» **Exercise requirements**
Continue the passage on IV contrast and kidney injury risk from its last sentence.

··· Page extract

Additional sensitivity analysis evaluating patients with stable pre-CT kidney function, and comparing effects of IV fluid administration at the time of CT were performed, again demonstrated no significant outcome differences between contrast and non-contrast groups.
Limitations reflect the single center, retrospective nature of the trial.
Bottom line: Specifically in patients with CKD, IV contrast was not associated with increased risk of AKI, 30 day dialysis, or 30 day mortality.
What’s this Propensity Score Matching (PSM) thing?
PSM is a statistical technique used in observational studies as a way to more closely approach the strength of a randomized control trial. It attempts to approximate randomization by matching populations from large databases according to patient characteristics, risk factors, and co-morbidities. This minimizes bias associated with treatment assignments, however PSM only accounts for measured/observable covariates/confounders. Hidden bias is therefore still likely. PSM also requires large patient populations.

······
··· Data supplied

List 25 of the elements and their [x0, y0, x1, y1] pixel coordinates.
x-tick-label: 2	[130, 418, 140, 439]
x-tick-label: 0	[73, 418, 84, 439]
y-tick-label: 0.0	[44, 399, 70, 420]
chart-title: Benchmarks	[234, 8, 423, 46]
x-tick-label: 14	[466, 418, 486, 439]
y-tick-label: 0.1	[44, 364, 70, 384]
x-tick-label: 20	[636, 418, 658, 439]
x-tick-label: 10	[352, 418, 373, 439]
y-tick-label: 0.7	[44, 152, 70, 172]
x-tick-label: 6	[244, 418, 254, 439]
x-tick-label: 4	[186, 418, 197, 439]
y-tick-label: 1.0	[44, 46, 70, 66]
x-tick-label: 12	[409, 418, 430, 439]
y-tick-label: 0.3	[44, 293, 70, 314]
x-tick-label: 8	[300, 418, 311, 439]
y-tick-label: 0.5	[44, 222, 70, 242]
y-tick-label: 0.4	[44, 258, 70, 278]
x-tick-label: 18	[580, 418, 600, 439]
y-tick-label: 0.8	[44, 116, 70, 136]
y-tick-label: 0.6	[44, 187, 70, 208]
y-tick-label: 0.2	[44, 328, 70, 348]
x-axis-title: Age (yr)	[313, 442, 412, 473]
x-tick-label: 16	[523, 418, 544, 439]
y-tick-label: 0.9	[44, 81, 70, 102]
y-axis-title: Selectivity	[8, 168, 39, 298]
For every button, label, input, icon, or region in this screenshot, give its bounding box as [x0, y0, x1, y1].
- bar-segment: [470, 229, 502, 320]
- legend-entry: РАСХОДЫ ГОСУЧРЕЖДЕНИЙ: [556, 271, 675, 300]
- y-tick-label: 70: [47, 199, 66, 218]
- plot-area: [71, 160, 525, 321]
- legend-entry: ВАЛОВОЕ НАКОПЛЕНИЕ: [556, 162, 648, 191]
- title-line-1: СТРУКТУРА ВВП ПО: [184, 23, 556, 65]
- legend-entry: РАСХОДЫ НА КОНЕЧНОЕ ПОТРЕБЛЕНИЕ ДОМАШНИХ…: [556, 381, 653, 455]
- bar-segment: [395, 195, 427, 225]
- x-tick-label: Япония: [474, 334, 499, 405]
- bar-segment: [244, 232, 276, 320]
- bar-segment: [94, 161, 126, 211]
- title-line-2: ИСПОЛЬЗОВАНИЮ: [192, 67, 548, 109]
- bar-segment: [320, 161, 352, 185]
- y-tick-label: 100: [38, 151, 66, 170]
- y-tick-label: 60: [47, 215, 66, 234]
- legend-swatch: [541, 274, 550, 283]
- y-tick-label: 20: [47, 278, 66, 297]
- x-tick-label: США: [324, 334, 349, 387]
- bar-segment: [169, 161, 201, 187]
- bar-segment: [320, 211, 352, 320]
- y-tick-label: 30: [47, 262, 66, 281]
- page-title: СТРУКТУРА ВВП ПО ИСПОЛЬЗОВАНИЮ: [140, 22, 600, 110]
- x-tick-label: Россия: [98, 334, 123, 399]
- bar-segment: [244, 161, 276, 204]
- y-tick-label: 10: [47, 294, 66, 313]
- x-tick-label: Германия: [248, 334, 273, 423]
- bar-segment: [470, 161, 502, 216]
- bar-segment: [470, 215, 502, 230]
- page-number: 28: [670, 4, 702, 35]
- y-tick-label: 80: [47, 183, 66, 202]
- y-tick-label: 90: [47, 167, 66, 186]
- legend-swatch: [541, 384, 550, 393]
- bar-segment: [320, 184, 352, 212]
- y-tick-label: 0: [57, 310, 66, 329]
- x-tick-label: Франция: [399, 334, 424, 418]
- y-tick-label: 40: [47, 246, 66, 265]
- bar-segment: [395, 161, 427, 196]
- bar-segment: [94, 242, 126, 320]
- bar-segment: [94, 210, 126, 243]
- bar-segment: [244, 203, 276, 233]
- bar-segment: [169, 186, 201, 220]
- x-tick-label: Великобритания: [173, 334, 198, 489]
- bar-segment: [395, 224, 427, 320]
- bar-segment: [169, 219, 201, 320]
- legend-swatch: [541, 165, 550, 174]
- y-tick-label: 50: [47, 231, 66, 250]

······

» **Task response**
Article 3: Hinson, JS et al: Risk of Acute Kidney Injury After Intravenous Contrast Media Administration. Ann Emerg Med 2017;69:577-586.
From Johns Hopkins, a single-center retrospective analysis of nearly 18,000 adult ED patients with baseline creatinine < 4.0, cohorted into three groups: CT with contrast, CT without contrast, and similar patients without CT.
Primary outcome was incidence of AKI, and secondary outcomes were development of new CKD, dialysis, and renal transplant, all at 6 months.
Rates of AKI were similar: 10.6% (with contrast) vs. 10.2% (no contrast) vs. 10.9% (no CT). IV contrast was also not associated with increased risk of the secondary outcomes of CKD, dialysis, or renal transplant at 6 months.
Authors did examine treatment decisions including administration of IV contrast and the administration of IV fluids. Physicians were less likely to use IV contrast in patients with decreased renal function, and more likely to administer IV fluids when using IV contrast.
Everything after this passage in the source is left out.